| TASK REQUIREMENTS |
Write only the number of lines holding the string "tooltip".
== RECORD EXTRACTS ==
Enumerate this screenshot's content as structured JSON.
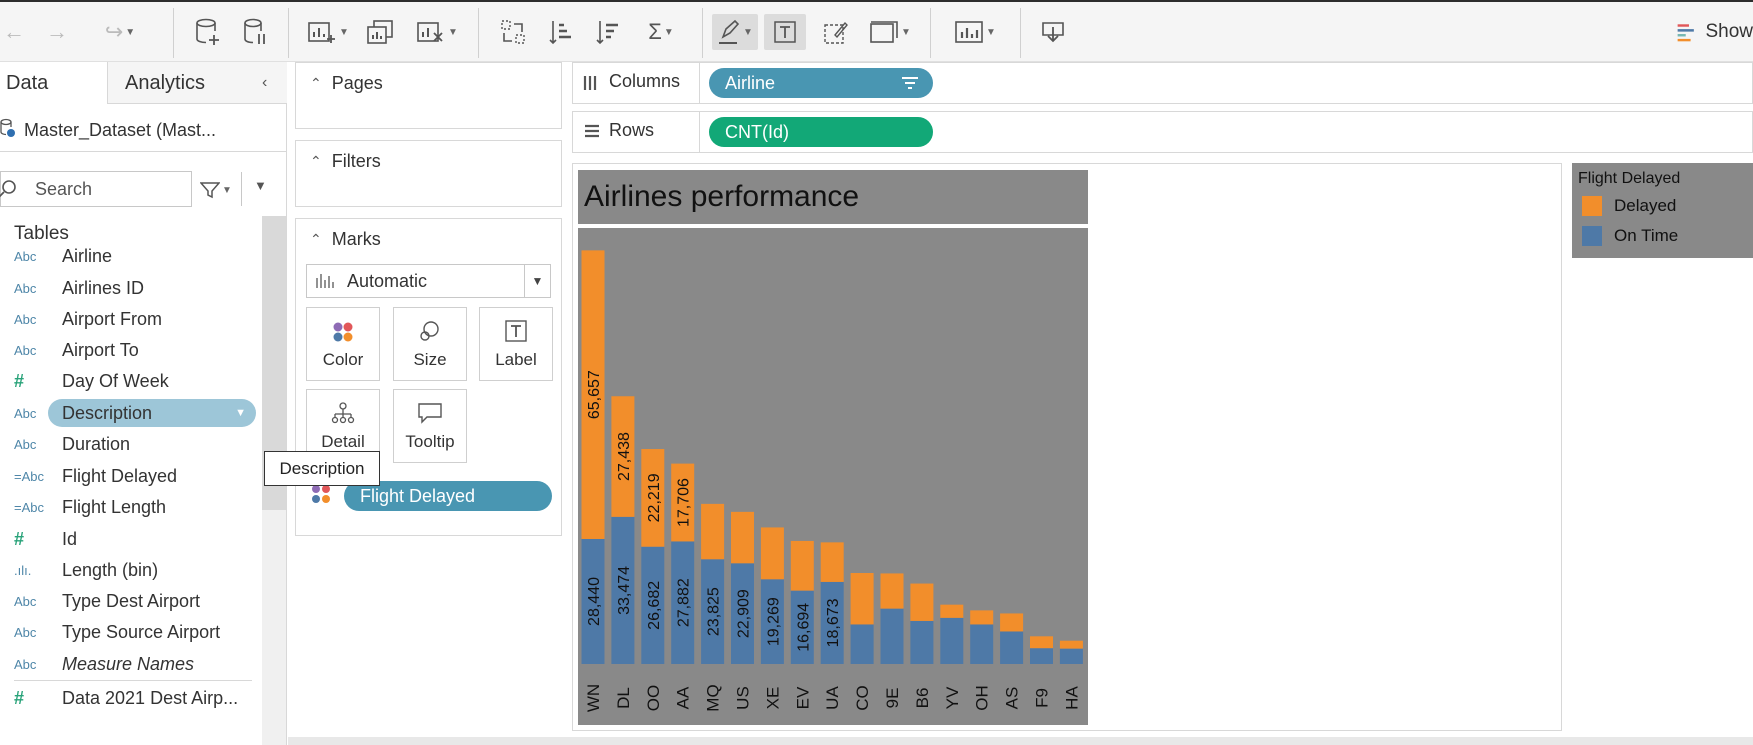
{
  "toolbar": {
    "show_me_label": "Show"
  },
  "data_pane": {
    "tab_data": "Data",
    "tab_analytics": "Analytics",
    "datasource": "Master_Dataset (Mast...",
    "search_placeholder": "Search",
    "tables_heading": "Tables",
    "fields": [
      {
        "type": "Abc",
        "name": "Airline"
      },
      {
        "type": "Abc",
        "name": "Airlines ID"
      },
      {
        "type": "Abc",
        "name": "Airport From"
      },
      {
        "type": "Abc",
        "name": "Airport To"
      },
      {
        "type": "#",
        "name": "Day Of Week"
      },
      {
        "type": "Abc",
        "name": "Description"
      },
      {
        "type": "Abc",
        "name": "Duration"
      },
      {
        "type": "=Abc",
        "name": "Flight Delayed"
      },
      {
        "type": "=Abc",
        "name": "Flight Length"
      },
      {
        "type": "#",
        "name": "Id"
      },
      {
        "type": ".ılı.",
        "name": "Length (bin)"
      },
      {
        "type": "Abc",
        "name": "Type Dest Airport"
      },
      {
        "type": "Abc",
        "name": "Type Source Airport"
      },
      {
        "type": "Abc",
        "name": "Measure Names"
      },
      {
        "type": "#",
        "name": "Data 2021 Dest Airp..."
      }
    ],
    "tooltip": "Description"
  },
  "cards": {
    "pages": "Pages",
    "filters": "Filters",
    "marks": "Marks",
    "mark_type": "Automatic",
    "buttons": {
      "color": "Color",
      "size": "Size",
      "label": "Label",
      "detail": "Detail",
      "tooltip": "Tooltip"
    },
    "color_pill": "Flight Delayed"
  },
  "shelves": {
    "columns_label": "Columns",
    "columns_pill": "Airline",
    "rows_label": "Rows",
    "rows_pill": "CNT(Id)"
  },
  "legend": {
    "title": "Flight Delayed",
    "items": [
      {
        "label": "Delayed",
        "color": "#f28e2b"
      },
      {
        "label": "On Time",
        "color": "#4e79a7"
      }
    ]
  },
  "colors": {
    "delayed": "#f28e2b",
    "on_time": "#4e79a7",
    "chart_bg": "#898989"
  },
  "chart_data": {
    "type": "bar",
    "stacked": true,
    "title": "Airlines performance",
    "categories": [
      "WN",
      "DL",
      "OO",
      "AA",
      "MQ",
      "US",
      "XE",
      "EV",
      "UA",
      "CO",
      "9E",
      "B6",
      "YV",
      "OH",
      "AS",
      "F9",
      "HA"
    ],
    "series": [
      {
        "name": "On Time",
        "values": [
          28440,
          33474,
          26682,
          27882,
          23825,
          22909,
          19269,
          16694,
          18673,
          9000,
          12600,
          9800,
          10500,
          9000,
          7400,
          3600,
          3500
        ]
      },
      {
        "name": "Delayed",
        "values": [
          65657,
          27438,
          22219,
          17706,
          12600,
          11700,
          11800,
          11300,
          9000,
          11700,
          8000,
          8500,
          3000,
          3200,
          4100,
          2700,
          1800
        ]
      }
    ],
    "labels": {
      "On Time": [
        "28,440",
        "33,474",
        "26,682",
        "27,882",
        "23,825",
        "22,909",
        "19,269",
        "16,694",
        "18,673",
        "",
        "",
        "",
        "",
        "",
        "",
        "",
        ""
      ],
      "Delayed": [
        "65,657",
        "27,438",
        "22,219",
        "17,706",
        "",
        "",
        "",
        "",
        "",
        "",
        "",
        "",
        "",
        "",
        "",
        "",
        ""
      ]
    }
  }
}
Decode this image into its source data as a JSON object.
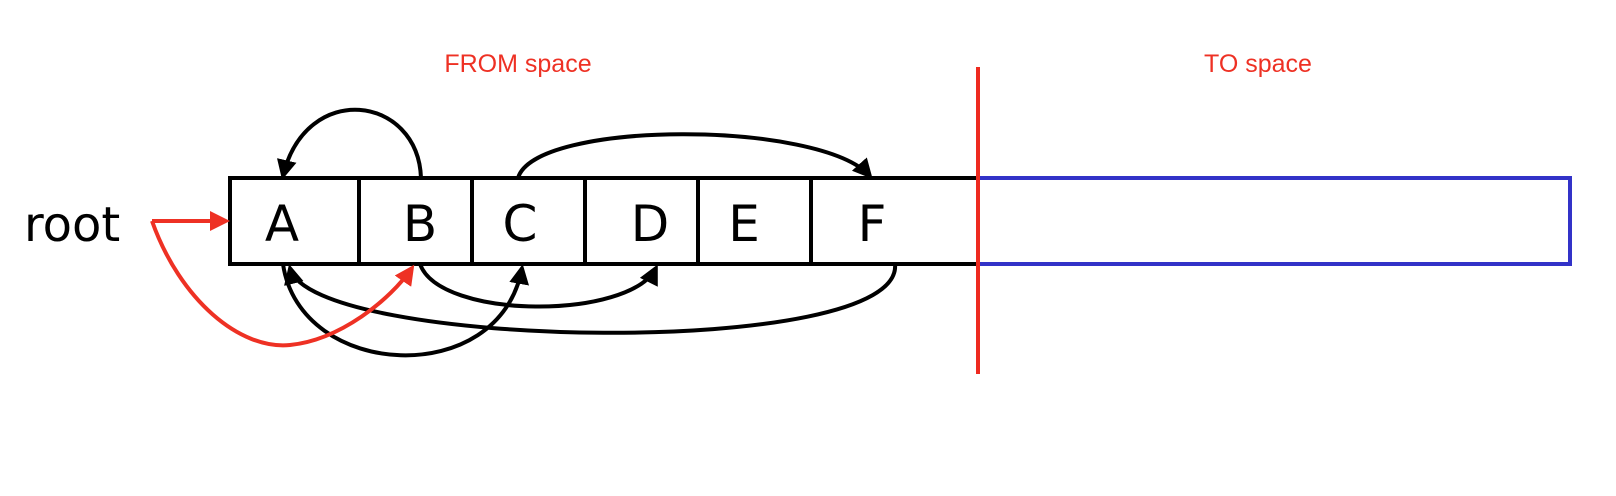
{
  "diagram": {
    "title_from": "FROM space",
    "title_to": "TO space",
    "root_label": "root",
    "objects": [
      "A",
      "B",
      "C",
      "D",
      "E",
      "F"
    ],
    "pointers": [
      {
        "from": "root",
        "to": "A",
        "style": "red"
      },
      {
        "from": "root",
        "to": "B",
        "style": "red"
      },
      {
        "from": "B",
        "to": "A",
        "style": "black"
      },
      {
        "from": "C",
        "to": "F",
        "style": "black"
      },
      {
        "from": "B",
        "to": "D",
        "style": "black"
      },
      {
        "from": "A",
        "to": "C",
        "style": "black"
      },
      {
        "from": "F",
        "to": "A",
        "style": "black"
      }
    ],
    "colors": {
      "label_red": "#ee3124",
      "divider_red": "#ee2a1f",
      "to_space_blue": "#3232c8",
      "ink": "#000000"
    }
  }
}
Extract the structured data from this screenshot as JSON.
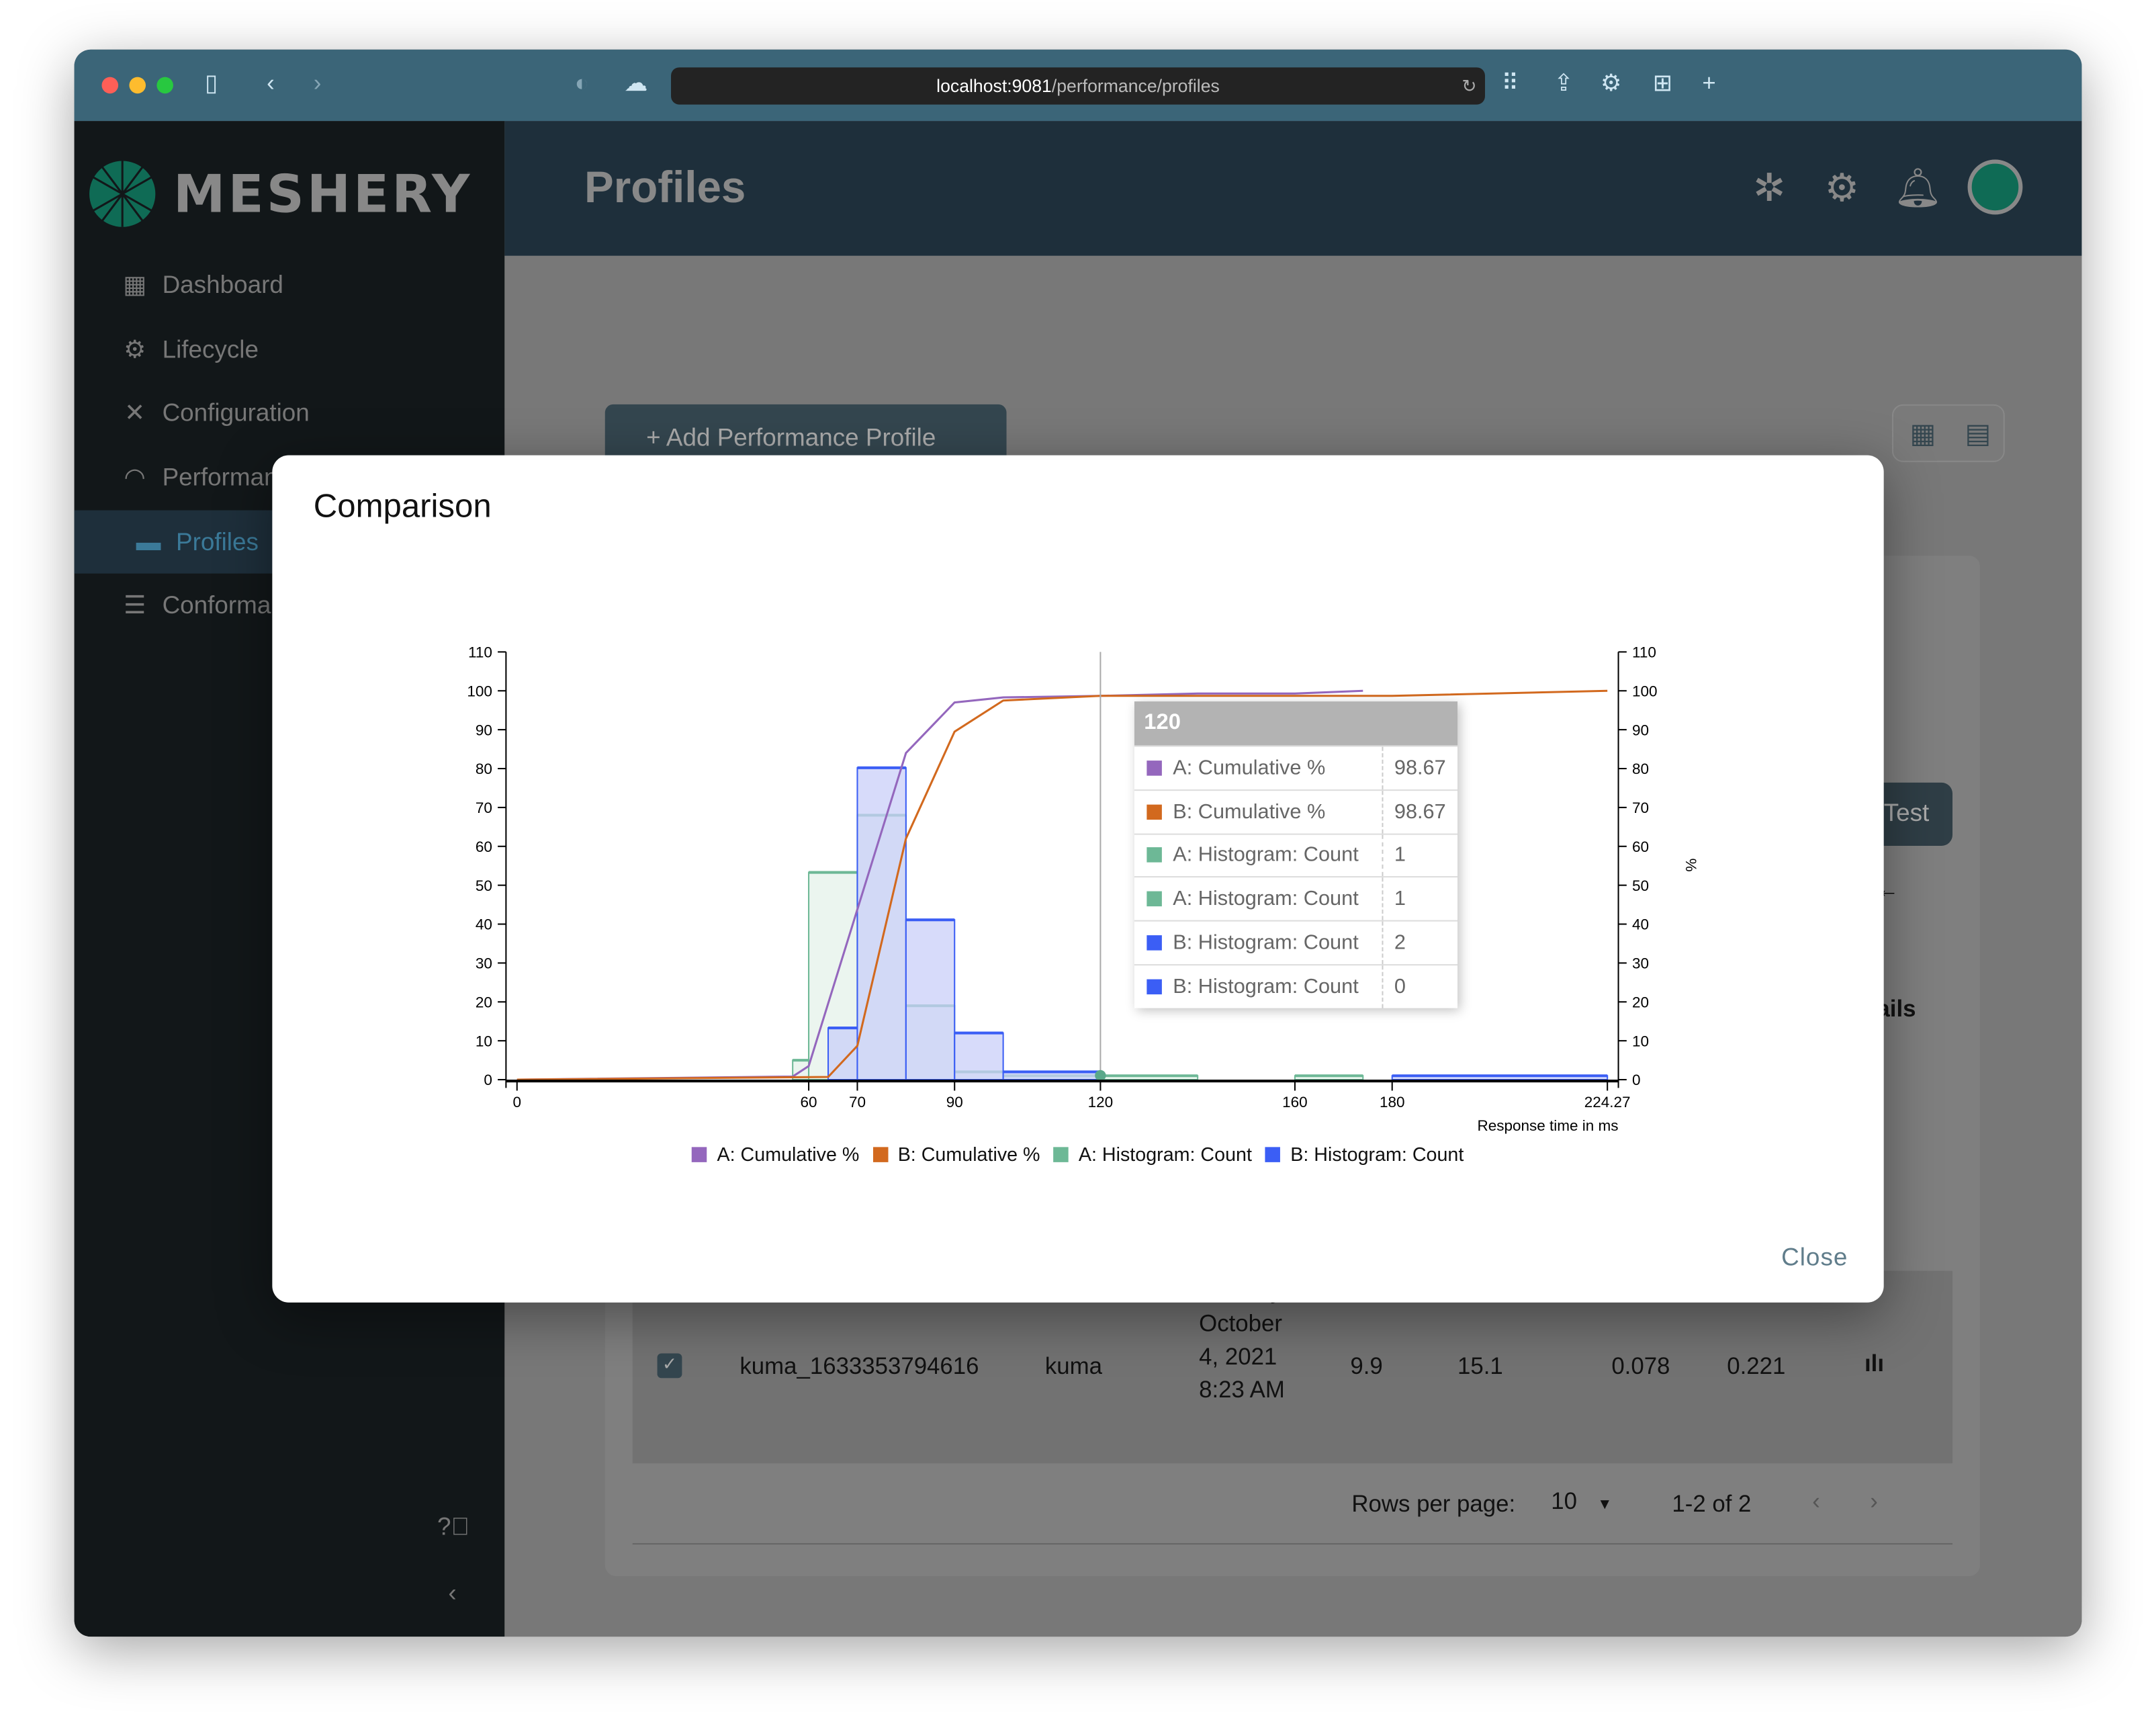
{
  "browser": {
    "url_host": "localhost:9081",
    "url_path": "/performance/profiles"
  },
  "app": {
    "logo": "MESHERY",
    "page_title": "Profiles"
  },
  "sidebar": {
    "items": [
      {
        "label": "Dashboard",
        "icon": "dashboard-icon"
      },
      {
        "label": "Lifecycle",
        "icon": "gears-icon"
      },
      {
        "label": "Configuration",
        "icon": "tools-icon"
      },
      {
        "label": "Performance",
        "icon": "gauge-icon"
      },
      {
        "label": "Profiles",
        "icon": "card-icon",
        "active": true
      },
      {
        "label": "Conformance",
        "icon": "checklist-icon"
      }
    ]
  },
  "main": {
    "add_button": "+ Add Performance Profile",
    "test_button": "Test",
    "details_label": "ails",
    "row": {
      "name": "kuma_1633353794616",
      "mesh": "kuma",
      "date_lines": [
        "Monday,",
        "October",
        "4, 2021",
        "8:23 AM"
      ],
      "v1": "9.9",
      "v2": "15.1",
      "v3": "0.078",
      "v4": "0.221"
    },
    "pagination": {
      "rows_label": "Rows per page:",
      "rows_value": "10",
      "range": "1-2 of 2"
    }
  },
  "modal": {
    "title": "Comparison",
    "close": "Close",
    "tooltip": {
      "header": "120",
      "rows": [
        {
          "name": "A: Cumulative %",
          "value": "98.67",
          "color": "#9467bd"
        },
        {
          "name": "B: Cumulative %",
          "value": "98.67",
          "color": "#d2691e"
        },
        {
          "name": "A: Histogram: Count",
          "value": "1",
          "color": "#6db896"
        },
        {
          "name": "A: Histogram: Count",
          "value": "1",
          "color": "#6db896"
        },
        {
          "name": "B: Histogram: Count",
          "value": "2",
          "color": "#3b5ef5"
        },
        {
          "name": "B: Histogram: Count",
          "value": "0",
          "color": "#3b5ef5"
        }
      ]
    }
  },
  "chart_data": {
    "type": "bar+line",
    "xlabel": "Response time in ms",
    "y2label": "%",
    "xlim": [
      0,
      224.27
    ],
    "ylim": [
      0,
      110
    ],
    "y2lim": [
      0,
      110
    ],
    "xticks": [
      0,
      60,
      70,
      90,
      120,
      160,
      180,
      224.27
    ],
    "yticks": [
      0,
      10,
      20,
      30,
      40,
      50,
      60,
      70,
      80,
      90,
      100,
      110
    ],
    "legend_position": "bottom",
    "series": [
      {
        "name": "A: Cumulative %",
        "kind": "line",
        "color": "#9467bd",
        "points": [
          [
            0,
            0
          ],
          [
            56.7,
            0.8
          ],
          [
            60,
            3.5
          ],
          [
            80,
            84
          ],
          [
            90,
            97
          ],
          [
            100,
            98.3
          ],
          [
            120,
            98.7
          ],
          [
            140,
            99.3
          ],
          [
            160,
            99.3
          ],
          [
            174,
            100
          ]
        ]
      },
      {
        "name": "B: Cumulative %",
        "kind": "line",
        "color": "#d2691e",
        "points": [
          [
            0,
            0
          ],
          [
            64,
            0.7
          ],
          [
            70,
            8.7
          ],
          [
            80,
            62
          ],
          [
            90,
            89.5
          ],
          [
            100,
            97.5
          ],
          [
            120,
            98.7
          ],
          [
            180,
            98.7
          ],
          [
            224.27,
            100
          ]
        ]
      },
      {
        "name": "A: Histogram: Count",
        "kind": "bar",
        "color": "#6db896",
        "fill": "#e4f1ea",
        "bins": [
          [
            56.7,
            60,
            5
          ],
          [
            60,
            70,
            53.3
          ],
          [
            70,
            80,
            68
          ],
          [
            80,
            90,
            19
          ],
          [
            90,
            100,
            2
          ],
          [
            100,
            120,
            1
          ],
          [
            120,
            140,
            1
          ],
          [
            160,
            174,
            1
          ]
        ]
      },
      {
        "name": "B: Histogram: Count",
        "kind": "bar",
        "color": "#3b5ef5",
        "fill": "#c9cff8",
        "bins": [
          [
            64,
            70,
            13.3
          ],
          [
            70,
            80,
            80.2
          ],
          [
            80,
            90,
            41.1
          ],
          [
            90,
            100,
            12
          ],
          [
            100,
            120,
            2
          ],
          [
            180,
            224.27,
            1
          ]
        ]
      }
    ],
    "hover_x": 120
  }
}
===
| SOLUTION TO THIS TASK |
3